* **SHORT PROBLEM**:
Find out how many lines of the material contain the string "рублей" and give only that figure.

[Records from a data collection]
-.-.-

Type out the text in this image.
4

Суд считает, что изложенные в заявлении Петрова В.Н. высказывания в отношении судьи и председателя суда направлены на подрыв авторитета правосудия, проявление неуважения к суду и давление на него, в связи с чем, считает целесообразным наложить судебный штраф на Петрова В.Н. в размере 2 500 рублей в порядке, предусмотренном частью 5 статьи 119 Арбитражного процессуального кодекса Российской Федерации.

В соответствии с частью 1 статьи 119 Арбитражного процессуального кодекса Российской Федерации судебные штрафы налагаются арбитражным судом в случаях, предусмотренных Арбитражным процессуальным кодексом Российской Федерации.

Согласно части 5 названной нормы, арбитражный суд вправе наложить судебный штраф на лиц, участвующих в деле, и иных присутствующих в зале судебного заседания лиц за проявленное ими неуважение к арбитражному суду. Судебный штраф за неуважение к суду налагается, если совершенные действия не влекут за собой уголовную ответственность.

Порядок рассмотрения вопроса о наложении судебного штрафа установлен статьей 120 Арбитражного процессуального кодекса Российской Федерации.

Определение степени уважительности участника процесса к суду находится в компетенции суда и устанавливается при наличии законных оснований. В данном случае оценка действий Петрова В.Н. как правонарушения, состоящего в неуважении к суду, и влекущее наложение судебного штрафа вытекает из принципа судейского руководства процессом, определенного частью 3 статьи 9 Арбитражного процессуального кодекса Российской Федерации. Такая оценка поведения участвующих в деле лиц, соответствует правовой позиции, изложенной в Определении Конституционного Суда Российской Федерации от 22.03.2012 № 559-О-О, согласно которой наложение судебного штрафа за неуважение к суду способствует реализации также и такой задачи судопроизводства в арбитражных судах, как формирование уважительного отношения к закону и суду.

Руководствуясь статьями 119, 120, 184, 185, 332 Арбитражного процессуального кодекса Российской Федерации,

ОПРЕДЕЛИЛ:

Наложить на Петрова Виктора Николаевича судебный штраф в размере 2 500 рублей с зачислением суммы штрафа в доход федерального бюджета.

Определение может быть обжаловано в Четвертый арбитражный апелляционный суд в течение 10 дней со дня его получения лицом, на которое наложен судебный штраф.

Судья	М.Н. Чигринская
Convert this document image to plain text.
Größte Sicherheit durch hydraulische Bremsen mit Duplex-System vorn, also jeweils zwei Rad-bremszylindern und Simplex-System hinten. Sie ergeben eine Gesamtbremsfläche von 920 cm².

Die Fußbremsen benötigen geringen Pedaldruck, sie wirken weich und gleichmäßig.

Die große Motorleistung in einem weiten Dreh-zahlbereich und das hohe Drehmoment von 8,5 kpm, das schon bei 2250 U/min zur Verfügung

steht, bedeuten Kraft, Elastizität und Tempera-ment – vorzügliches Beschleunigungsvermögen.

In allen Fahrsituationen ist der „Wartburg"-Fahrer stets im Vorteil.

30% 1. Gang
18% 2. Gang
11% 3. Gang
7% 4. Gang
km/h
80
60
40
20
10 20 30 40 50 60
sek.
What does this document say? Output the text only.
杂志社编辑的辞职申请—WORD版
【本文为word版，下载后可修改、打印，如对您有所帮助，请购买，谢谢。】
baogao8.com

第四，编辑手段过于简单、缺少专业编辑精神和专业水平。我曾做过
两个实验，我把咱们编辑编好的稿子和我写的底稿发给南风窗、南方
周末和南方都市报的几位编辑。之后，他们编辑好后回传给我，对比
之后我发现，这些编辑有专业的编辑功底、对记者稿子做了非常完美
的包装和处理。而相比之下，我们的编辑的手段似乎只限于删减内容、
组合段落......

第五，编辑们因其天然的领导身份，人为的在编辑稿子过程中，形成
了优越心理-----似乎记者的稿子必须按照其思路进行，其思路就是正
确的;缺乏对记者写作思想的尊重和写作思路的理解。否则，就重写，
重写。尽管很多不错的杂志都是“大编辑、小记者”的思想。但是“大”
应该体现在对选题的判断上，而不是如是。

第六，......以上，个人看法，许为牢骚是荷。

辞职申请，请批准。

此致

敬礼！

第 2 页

-.-.-

* **REPLY**:
2